begin GIVEN DATA
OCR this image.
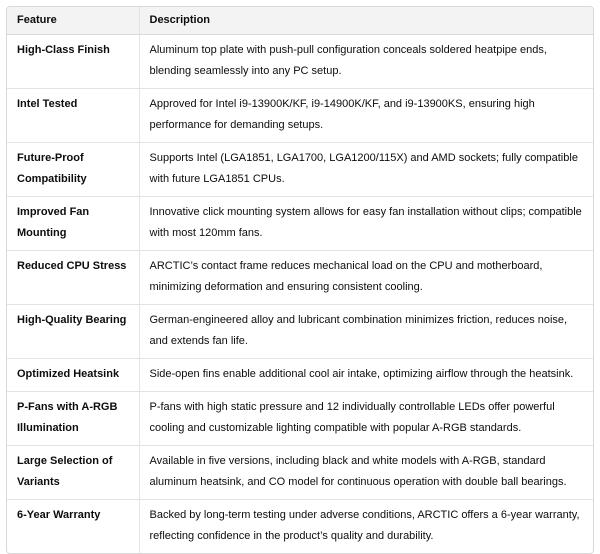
Feature	Description
High-Class Finish	Aluminum top plate with push-pull configuration conceals soldered heatpipe ends, blending seamlessly into any PC setup.
Intel Tested	Approved for Intel i9-13900K/KF, i9-14900K/KF, and i9-13900KS, ensuring high performance for demanding setups.
Future-Proof Compatibility	Supports Intel (LGA1851, LGA1700, LGA1200/115X) and AMD sockets; fully compatible with future LGA1851 CPUs.
Improved Fan Mounting	Innovative click mounting system allows for easy fan installation without clips; compatible with most 120mm fans.
Reduced CPU Stress	ARCTIC’s contact frame reduces mechanical load on the CPU and motherboard, minimizing deformation and ensuring consistent cooling.
High-Quality Bearing	German-engineered alloy and lubricant combination minimizes friction, reduces noise, and extends fan life.
Optimized Heatsink	Side-open fins enable additional cool air intake, optimizing airflow through the heatsink.
P-Fans with A-RGB Illumination	P-fans with high static pressure and 12 individually controllable LEDs offer powerful cooling and customizable lighting compatible with popular A-RGB standards.
Large Selection of Variants	Available in five versions, including black and white models with A-RGB, standard aluminum heatsink, and CO model for continuous operation with double ball bearings.
6-Year Warranty	Backed by long-term testing under adverse conditions, ARCTIC offers a 6-year warranty, reflecting confidence in the product’s quality and durability.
end GIVEN DATA
## [PROBLEM TO WORK ON]
Search the records for the string "ensuring" and return every line in which it occurs.

## [PROBLEM SOLUTION]
Intel Tested	Approved for Intel i9-13900K/KF, i9-14900K/KF, and i9-13900KS, ensuring high performance for demanding setups.
Reduced CPU Stress	ARCTIC’s contact frame reduces mechanical load on the CPU and motherboard, minimizing deformation and ensuring consistent cooling.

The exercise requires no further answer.